= Exercise instructions =
Omit all pictures, then retype the data exactly as given.

Stored data entries:
[start]
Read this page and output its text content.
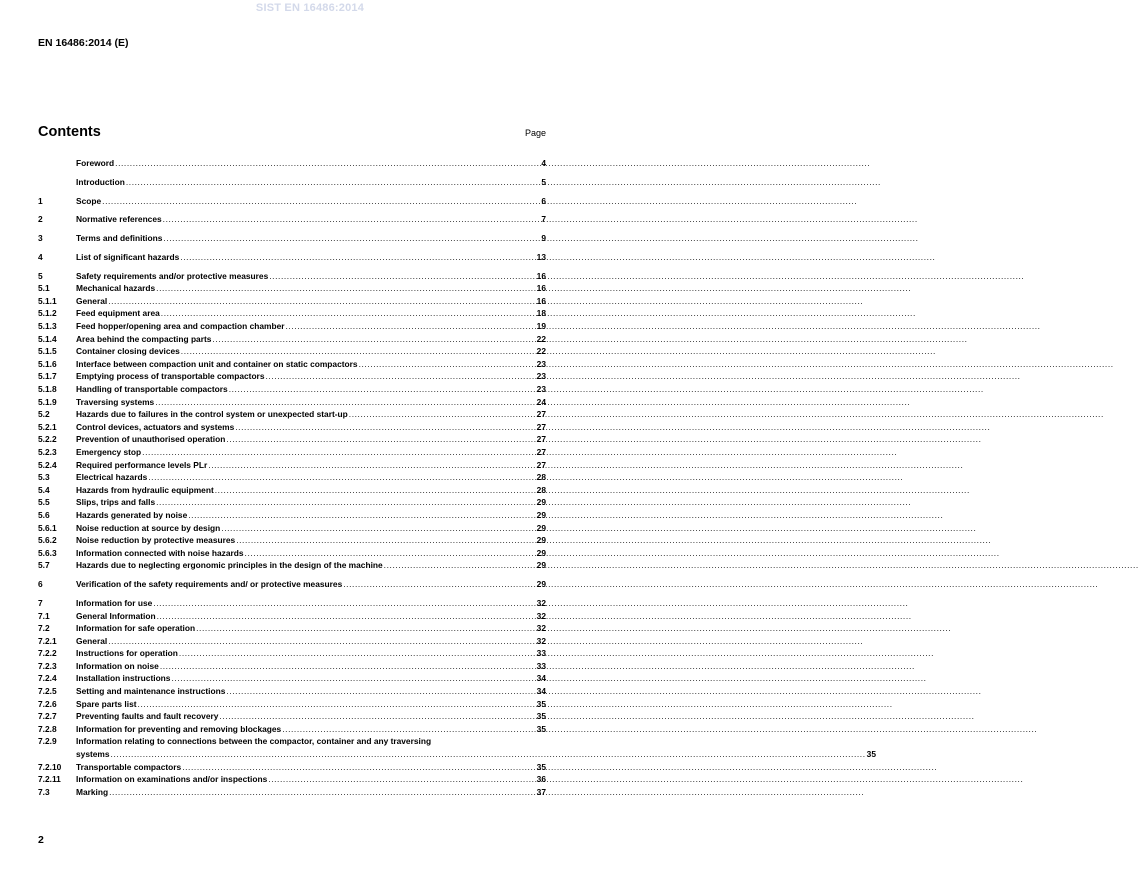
SIST EN 16486:2014
EN 16486:2014 (E)
Contents	Page
Foreword .....	4
Introduction .....	5
1	Scope .....	6
2	Normative references .....	7
3	Terms and definitions .....	9
4	List of significant hazards .....	13
5	Safety requirements and/or protective measures .....	16
5.1	Mechanical hazards .....	16
5.1.1	General .....	16
5.1.2	Feed equipment area .....	18
5.1.3	Feed hopper/opening area and compaction chamber .....	19
5.1.4	Area behind the compacting parts .....	22
5.1.5	Container closing devices .....	22
5.1.6	Interface between compaction unit and container on static compactors .....	23
5.1.7	Emptying process of transportable compactors .....	23
5.1.8	Handling of transportable compactors .....	23
5.1.9	Traversing systems .....	24
5.2	Hazards due to failures in the control system or unexpected start-up .....	27
5.2.1	Control devices, actuators and systems .....	27
5.2.2	Prevention of unauthorised operation .....	27
5.2.3	Emergency stop .....	27
5.2.4	Required performance levels PLr .....	27
5.3	Electrical hazards .....	28
5.4	Hazards from hydraulic equipment .....	28
5.5	Slips, trips and falls .....	29
5.6	Hazards generated by noise .....	29
5.6.1	Noise reduction at source by design .....	29
5.6.2	Noise reduction by protective measures .....	29
5.6.3	Information connected with noise hazards .....	29
5.7	Hazards due to neglecting ergonomic principles in the design of the machine .....	29
6	Verification of the safety requirements and/ or protective measures .....	29
7	Information for use .....	32
7.1	General Information .....	32
7.2	Information for safe operation .....	32
7.2.1	General .....	32
7.2.2	Instructions for operation .....	33
7.2.3	Information on noise .....	33
7.2.4	Installation instructions .....	34
7.2.5	Setting and maintenance instructions .....	34
7.2.6	Spare parts list .....	35
7.2.7	Preventing faults and fault recovery .....	35
7.2.8	Information for preventing and removing blockages .....	35
7.2.9	Information relating to connections between the compactor, container and any traversing
systems .....	35
7.2.10	Transportable compactors .....	35
7.2.11	Information on examinations and/or inspections .....	36
7.3	Marking .....	37
2
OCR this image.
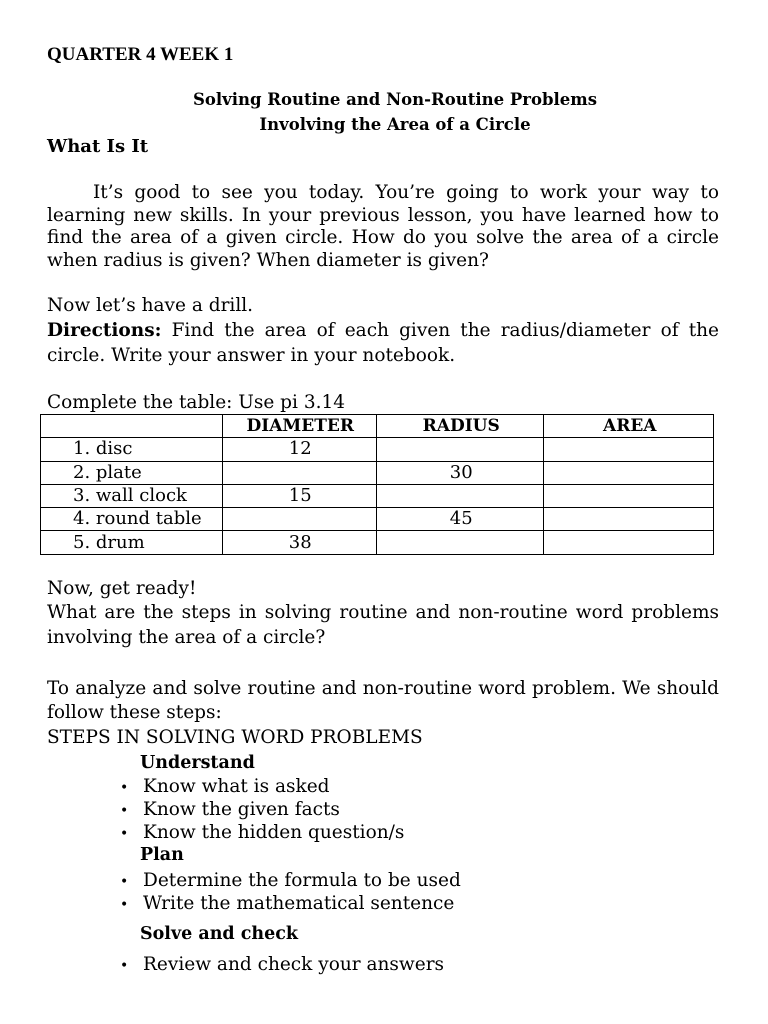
QUARTER 4 WEEK 1

Solving Routine and Non-Routine Problems

Involving the Area of a Circle

What Is It

It’s good to see you today. You’re going to work your way to learning new skills. In your previous lesson, you have learned how to find the area of a given circle. How do you solve the area of a circle when radius is given? When diameter is given?

Now let’s have a drill.

Directions: Find the area of each given the radius/diameter of the circle. Write your answer in your notebook.

Complete the table: Use pi 3.14

	DIAMETER	RADIUS	AREA
1. disc	12		
2. plate		30	
3. wall clock	15		
4. round table		45	
5. drum	38		

Now, get ready!

What are the steps in solving routine and non-routine word problems involving the area of a circle?

To analyze and solve routine and non-routine word problem. We should follow these steps:

STEPS IN SOLVING WORD PROBLEMS

Understand

• Know what is asked

• Know the given facts

• Know the hidden question/s

Plan

• Determine the formula to be used

• Write the mathematical sentence

Solve and check

• Review and check your answers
[end]
= Expected answer =
Read this page and output its text content.
SIST EN 16486:2014
EN 16486:2014 (E)
Contents	Page
Foreword .....	4
Introduction .....	5
1	Scope .....	6
2	Normative references .....	7
3	Terms and definitions .....	9
4	List of significant hazards .....	13
5	Safety requirements and/or protective measures .....	16
5.1	Mechanical hazards .....	16
5.1.1	General .....	16
5.1.2	Feed equipment area .....	18
5.1.3	Feed hopper/opening area and compaction chamber .....	19
5.1.4	Area behind the compacting parts .....	22
5.1.5	Container closing devices .....	22
5.1.6	Interface between compaction unit and container on static compactors .....	23
5.1.7	Emptying process of transportable compactors .....	23
5.1.8	Handling of transportable compactors .....	23
5.1.9	Traversing systems .....	24
5.2	Hazards due to failures in the control system or unexpected start-up .....	27
5.2.1	Control devices, actuators and systems .....	27
5.2.2	Prevention of unauthorised operation .....	27
5.2.3	Emergency stop .....	27
5.2.4	Required performance levels PLr .....	27
5.3	Electrical hazards .....	28
5.4	Hazards from hydraulic equipment .....	28
5.5	Slips, trips and falls .....	29
5.6	Hazards generated by noise .....	29
5.6.1	Noise reduction at source by design .....	29
5.6.2	Noise reduction by protective measures .....	29
5.6.3	Information connected with noise hazards .....	29
5.7	Hazards due to neglecting ergonomic principles in the design of the machine .....	29
6	Verification of the safety requirements and/ or protective measures .....	29
7	Information for use .....	32
7.1	General Information .....	32
7.2	Information for safe operation .....	32
7.2.1	General .....	32
7.2.2	Instructions for operation .....	33
7.2.3	Information on noise .....	33
7.2.4	Installation instructions .....	34
7.2.5	Setting and maintenance instructions .....	34
7.2.6	Spare parts list .....	35
7.2.7	Preventing faults and fault recovery .....	35
7.2.8	Information for preventing and removing blockages .....	35
7.2.9	Information relating to connections between the compactor, container and any traversing
systems .....	35
7.2.10	Transportable compactors .....	35
7.2.11	Information on examinations and/or inspections .....	36
7.3	Marking .....	37
2
OCR this image.
QUARTER 4 WEEK 1

Solving Routine and Non-Routine Problems

Involving the Area of a Circle

What Is It

It’s good to see you today. You’re going to work your way to learning new skills. In your previous lesson, you have learned how to find the area of a given circle. How do you solve the area of a circle when radius is given? When diameter is given?

Now let’s have a drill.

Directions: Find the area of each given the radius/diameter of the circle. Write your answer in your notebook.

Complete the table: Use pi 3.14

	DIAMETER	RADIUS	AREA
1. disc	12		
2. plate		30	
3. wall clock	15		
4. round table		45	
5. drum	38		

Now, get ready!

What are the steps in solving routine and non-routine word problems involving the area of a circle?

To analyze and solve routine and non-routine word problem. We should follow these steps:

STEPS IN SOLVING WORD PROBLEMS

Understand

• Know what is asked

• Know the given facts

• Know the hidden question/s

Plan

• Determine the formula to be used

• Write the mathematical sentence

Solve and check

• Review and check your answers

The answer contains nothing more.